--- begin Given information ---

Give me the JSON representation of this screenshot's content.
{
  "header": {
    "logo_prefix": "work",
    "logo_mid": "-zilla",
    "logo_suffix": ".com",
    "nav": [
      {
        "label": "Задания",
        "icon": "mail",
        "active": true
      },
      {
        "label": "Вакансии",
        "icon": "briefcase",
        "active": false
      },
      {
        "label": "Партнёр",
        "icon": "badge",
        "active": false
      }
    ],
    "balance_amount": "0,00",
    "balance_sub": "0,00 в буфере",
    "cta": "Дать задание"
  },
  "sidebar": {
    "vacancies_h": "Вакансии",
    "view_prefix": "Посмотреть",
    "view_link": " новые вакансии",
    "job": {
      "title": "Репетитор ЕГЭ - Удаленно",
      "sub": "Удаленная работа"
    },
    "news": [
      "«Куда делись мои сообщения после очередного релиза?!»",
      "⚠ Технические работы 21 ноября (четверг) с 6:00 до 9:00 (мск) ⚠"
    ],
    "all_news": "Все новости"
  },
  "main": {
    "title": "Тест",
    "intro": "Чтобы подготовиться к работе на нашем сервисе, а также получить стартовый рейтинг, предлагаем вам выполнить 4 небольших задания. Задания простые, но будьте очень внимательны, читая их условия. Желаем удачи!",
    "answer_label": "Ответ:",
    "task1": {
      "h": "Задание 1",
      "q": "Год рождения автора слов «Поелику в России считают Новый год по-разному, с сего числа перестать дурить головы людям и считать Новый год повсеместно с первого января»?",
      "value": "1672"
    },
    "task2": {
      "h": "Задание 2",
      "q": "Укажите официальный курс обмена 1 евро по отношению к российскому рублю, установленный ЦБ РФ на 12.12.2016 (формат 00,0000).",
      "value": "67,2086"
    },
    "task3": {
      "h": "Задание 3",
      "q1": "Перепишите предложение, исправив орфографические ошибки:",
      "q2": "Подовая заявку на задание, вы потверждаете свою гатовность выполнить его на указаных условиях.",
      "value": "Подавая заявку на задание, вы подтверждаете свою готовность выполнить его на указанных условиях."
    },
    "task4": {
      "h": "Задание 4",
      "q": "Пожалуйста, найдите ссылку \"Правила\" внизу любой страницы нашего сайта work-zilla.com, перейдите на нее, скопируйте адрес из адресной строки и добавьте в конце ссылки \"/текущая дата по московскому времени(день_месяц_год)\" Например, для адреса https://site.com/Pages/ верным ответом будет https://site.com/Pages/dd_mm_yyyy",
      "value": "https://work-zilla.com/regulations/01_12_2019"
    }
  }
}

--- end Given information ---

Retype the data exactly as given.

Give me the JSON representation of this screenshot's content.
{
  "header": {
    "logo_prefix": "work",
    "logo_mid": "-zilla",
    "logo_suffix": ".com",
    "nav": [
      {
        "label": "Задания",
        "icon": "mail",
        "active": true
      },
      {
        "label": "Вакансии",
        "icon": "briefcase",
        "active": false
      },
      {
        "label": "Партнёр",
        "icon": "badge",
        "active": false
      }
    ],
    "balance_amount": "0,00",
    "balance_sub": "0,00 в буфере",
    "cta": "Дать задание"
  },
  "sidebar": {
    "vacancies_h": "Вакансии",
    "view_prefix": "Посмотреть",
    "view_link": " новые вакансии",
    "job": {
      "title": "Репетитор ЕГЭ - Удаленно",
      "sub": "Удаленная работа"
    },
    "news": [
      "«Куда делись мои сообщения после очередного релиза?!»",
      "⚠ Технические работы 21 ноября (четверг) с 6:00 до 9:00 (мск) ⚠"
    ],
    "all_news": "Все новости"
  },
  "main": {
    "title": "Тест",
    "intro": "Чтобы подготовиться к работе на нашем сервисе, а также получить стартовый рейтинг, предлагаем вам выполнить 4 небольших задания. Задания простые, но будьте очень внимательны, читая их условия. Желаем удачи!",
    "answer_label": "Ответ:",
    "task1": {
      "h": "Задание 1",
      "q": "Год рождения автора слов «Поелику в России считают Новый год по-разному, с сего числа перестать дурить головы людям и считать Новый год повсеместно с первого января»?",
      "value": "1672"
    },
    "task2": {
      "h": "Задание 2",
      "q": "Укажите официальный курс обмена 1 евро по отношению к российскому рублю, установленный ЦБ РФ на 12.12.2016 (формат 00,0000).",
      "value": "67,2086"
    },
    "task3": {
      "h": "Задание 3",
      "q1": "Перепишите предложение, исправив орфографические ошибки:",
      "q2": "Подовая заявку на задание, вы потверждаете свою гатовность выполнить его на указаных условиях.",
      "value": "Подавая заявку на задание, вы подтверждаете свою готовность выполнить его на указанных условиях."
    },
    "task4": {
      "h": "Задание 4",
      "q": "Пожалуйста, найдите ссылку \"Правила\" внизу любой страницы нашего сайта work-zilla.com, перейдите на нее, скопируйте адрес из адресной строки и добавьте в конце ссылки \"/текущая дата по московскому времени(день_месяц_год)\" Например, для адреса https://site.com/Pages/ верным ответом будет https://site.com/Pages/dd_mm_yyyy",
      "value": "https://work-zilla.com/regulations/01_12_2019"
    }
  }
}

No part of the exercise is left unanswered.